[Saved entries]
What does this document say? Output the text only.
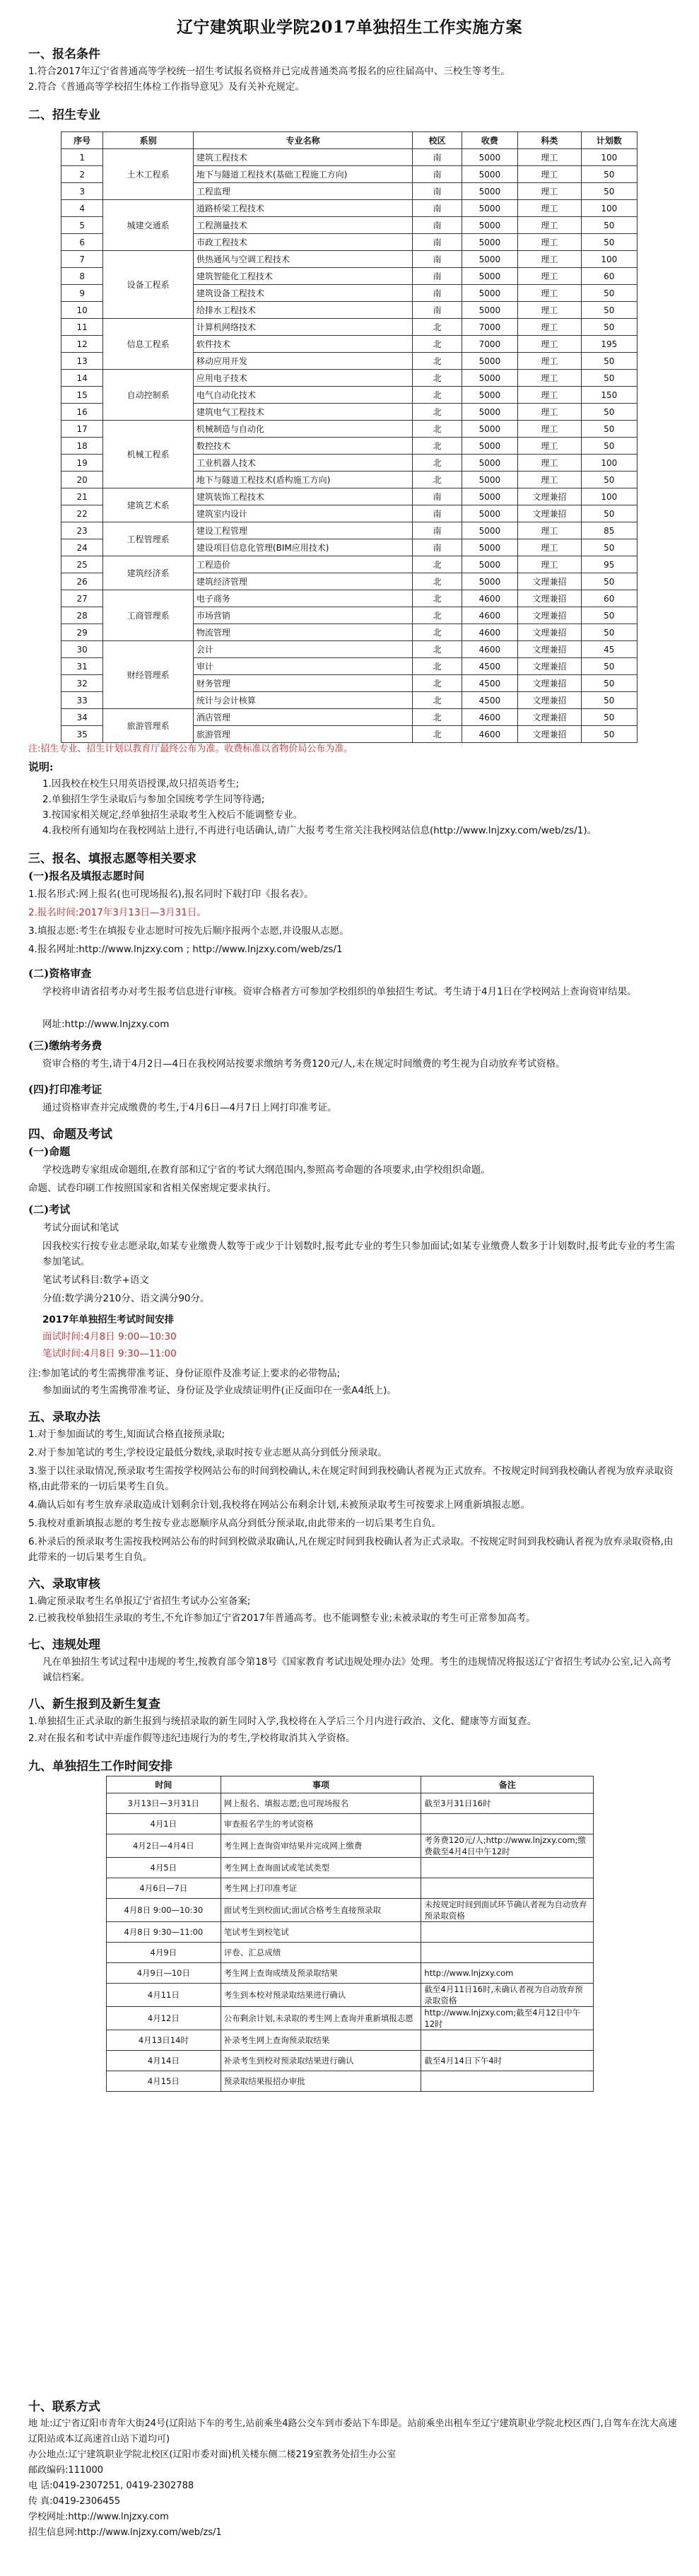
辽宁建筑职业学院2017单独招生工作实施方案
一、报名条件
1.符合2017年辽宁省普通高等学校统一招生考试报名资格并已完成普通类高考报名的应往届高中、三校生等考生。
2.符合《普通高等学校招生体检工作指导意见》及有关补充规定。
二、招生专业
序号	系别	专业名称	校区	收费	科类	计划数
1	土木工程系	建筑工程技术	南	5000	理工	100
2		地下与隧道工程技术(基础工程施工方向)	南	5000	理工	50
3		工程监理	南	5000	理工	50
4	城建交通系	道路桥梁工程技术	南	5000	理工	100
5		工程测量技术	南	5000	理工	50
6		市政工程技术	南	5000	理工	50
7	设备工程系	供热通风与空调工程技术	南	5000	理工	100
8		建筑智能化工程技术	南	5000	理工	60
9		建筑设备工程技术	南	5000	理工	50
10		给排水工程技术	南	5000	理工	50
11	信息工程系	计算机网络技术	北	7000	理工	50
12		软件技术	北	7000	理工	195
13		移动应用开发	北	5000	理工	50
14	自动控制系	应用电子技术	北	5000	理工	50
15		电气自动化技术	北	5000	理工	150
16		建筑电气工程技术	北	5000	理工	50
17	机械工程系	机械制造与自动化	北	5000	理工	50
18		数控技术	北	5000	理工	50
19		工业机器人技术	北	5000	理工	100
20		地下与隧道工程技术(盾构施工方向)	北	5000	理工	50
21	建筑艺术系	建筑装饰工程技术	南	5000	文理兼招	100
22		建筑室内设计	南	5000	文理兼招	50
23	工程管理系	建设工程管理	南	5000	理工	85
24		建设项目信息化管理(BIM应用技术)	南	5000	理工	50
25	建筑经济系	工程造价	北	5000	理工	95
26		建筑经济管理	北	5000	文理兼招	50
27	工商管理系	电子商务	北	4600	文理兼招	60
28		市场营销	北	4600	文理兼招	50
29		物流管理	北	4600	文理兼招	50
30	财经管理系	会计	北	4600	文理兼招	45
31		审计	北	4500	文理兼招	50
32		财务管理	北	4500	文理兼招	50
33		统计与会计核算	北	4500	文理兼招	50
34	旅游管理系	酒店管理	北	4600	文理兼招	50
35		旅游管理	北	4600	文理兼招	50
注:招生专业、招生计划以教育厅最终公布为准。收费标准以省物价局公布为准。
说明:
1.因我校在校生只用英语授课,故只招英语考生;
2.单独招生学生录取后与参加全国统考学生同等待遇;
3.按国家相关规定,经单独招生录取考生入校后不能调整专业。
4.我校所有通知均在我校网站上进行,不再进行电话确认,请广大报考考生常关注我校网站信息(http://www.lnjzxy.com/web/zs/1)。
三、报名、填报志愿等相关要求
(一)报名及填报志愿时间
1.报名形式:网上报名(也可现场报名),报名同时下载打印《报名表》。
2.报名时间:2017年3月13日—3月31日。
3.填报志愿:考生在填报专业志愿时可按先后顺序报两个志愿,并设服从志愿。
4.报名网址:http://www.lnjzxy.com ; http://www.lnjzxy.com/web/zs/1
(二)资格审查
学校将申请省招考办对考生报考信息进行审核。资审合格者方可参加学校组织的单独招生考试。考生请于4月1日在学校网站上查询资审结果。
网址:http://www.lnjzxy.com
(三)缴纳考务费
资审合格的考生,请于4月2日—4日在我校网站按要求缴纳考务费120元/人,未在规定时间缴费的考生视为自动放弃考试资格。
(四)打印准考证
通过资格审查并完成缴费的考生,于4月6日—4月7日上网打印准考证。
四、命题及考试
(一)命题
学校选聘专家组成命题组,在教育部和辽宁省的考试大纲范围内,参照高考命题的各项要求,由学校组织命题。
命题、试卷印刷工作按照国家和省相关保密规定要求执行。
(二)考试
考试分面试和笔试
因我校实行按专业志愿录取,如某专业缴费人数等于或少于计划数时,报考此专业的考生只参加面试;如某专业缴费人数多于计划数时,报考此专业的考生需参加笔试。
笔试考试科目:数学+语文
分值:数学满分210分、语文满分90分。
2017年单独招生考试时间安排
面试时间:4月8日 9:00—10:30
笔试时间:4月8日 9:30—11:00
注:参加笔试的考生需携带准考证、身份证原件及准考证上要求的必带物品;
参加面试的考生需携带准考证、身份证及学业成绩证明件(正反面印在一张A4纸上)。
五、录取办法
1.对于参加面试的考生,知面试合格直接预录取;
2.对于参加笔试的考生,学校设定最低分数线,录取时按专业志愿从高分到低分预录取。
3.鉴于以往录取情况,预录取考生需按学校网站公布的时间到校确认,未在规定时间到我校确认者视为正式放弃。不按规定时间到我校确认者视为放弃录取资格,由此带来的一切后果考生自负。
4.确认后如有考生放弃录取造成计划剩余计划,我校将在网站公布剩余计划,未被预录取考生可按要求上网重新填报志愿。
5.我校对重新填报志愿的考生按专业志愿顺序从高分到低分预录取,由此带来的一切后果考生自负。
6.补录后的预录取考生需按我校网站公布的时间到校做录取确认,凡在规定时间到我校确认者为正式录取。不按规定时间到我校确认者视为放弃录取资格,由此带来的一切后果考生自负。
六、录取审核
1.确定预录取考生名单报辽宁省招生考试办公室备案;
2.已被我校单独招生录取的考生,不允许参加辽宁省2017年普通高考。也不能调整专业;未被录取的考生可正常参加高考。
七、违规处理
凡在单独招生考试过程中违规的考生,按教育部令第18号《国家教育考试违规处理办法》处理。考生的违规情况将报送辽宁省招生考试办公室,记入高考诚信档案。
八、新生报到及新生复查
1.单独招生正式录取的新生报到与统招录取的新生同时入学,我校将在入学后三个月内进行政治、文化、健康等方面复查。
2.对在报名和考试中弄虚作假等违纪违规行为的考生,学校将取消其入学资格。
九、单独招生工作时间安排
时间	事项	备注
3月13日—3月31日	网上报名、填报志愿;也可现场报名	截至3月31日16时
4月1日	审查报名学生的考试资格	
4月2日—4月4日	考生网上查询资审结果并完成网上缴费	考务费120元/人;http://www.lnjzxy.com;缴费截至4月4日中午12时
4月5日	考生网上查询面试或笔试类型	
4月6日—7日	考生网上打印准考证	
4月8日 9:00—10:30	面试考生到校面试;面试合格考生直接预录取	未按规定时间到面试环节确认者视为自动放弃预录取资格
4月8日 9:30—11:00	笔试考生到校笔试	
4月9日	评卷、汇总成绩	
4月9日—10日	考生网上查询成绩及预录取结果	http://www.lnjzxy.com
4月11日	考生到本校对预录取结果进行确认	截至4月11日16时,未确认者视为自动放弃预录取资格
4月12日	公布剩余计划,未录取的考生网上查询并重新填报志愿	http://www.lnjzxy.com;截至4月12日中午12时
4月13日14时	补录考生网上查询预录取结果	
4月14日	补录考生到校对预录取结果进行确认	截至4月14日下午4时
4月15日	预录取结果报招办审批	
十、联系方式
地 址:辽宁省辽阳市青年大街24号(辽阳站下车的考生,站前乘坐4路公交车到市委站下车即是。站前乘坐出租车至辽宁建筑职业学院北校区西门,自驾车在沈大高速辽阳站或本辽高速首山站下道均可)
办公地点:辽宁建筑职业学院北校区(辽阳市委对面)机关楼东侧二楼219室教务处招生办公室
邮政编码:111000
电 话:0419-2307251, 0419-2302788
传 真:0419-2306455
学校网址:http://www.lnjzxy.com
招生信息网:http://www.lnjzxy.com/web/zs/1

---

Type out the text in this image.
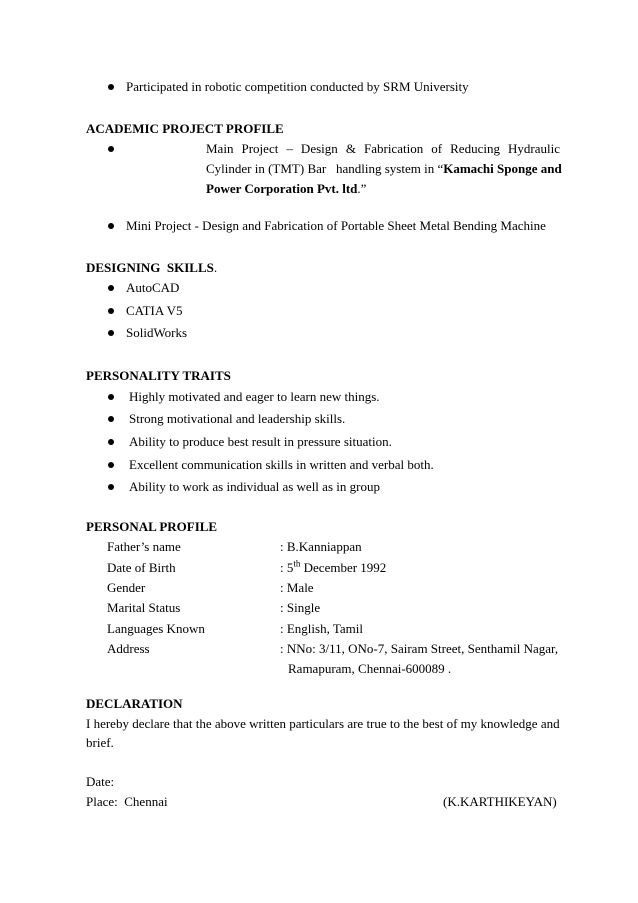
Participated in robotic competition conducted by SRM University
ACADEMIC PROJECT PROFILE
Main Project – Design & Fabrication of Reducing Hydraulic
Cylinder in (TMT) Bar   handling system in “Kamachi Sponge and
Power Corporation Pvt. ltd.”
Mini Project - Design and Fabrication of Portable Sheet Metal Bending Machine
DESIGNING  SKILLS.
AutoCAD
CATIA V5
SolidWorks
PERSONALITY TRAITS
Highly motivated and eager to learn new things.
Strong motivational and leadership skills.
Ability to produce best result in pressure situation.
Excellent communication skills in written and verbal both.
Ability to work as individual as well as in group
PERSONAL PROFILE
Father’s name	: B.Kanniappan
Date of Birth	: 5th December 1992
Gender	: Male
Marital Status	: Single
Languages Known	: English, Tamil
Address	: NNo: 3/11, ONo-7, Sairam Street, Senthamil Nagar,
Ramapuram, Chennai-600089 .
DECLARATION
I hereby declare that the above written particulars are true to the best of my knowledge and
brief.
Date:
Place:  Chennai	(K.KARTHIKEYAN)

WHAT IS BEING ASKED: State the count of lines in the data holding the word "Chennai", adding nothing to it.

THE OUTPUT: 2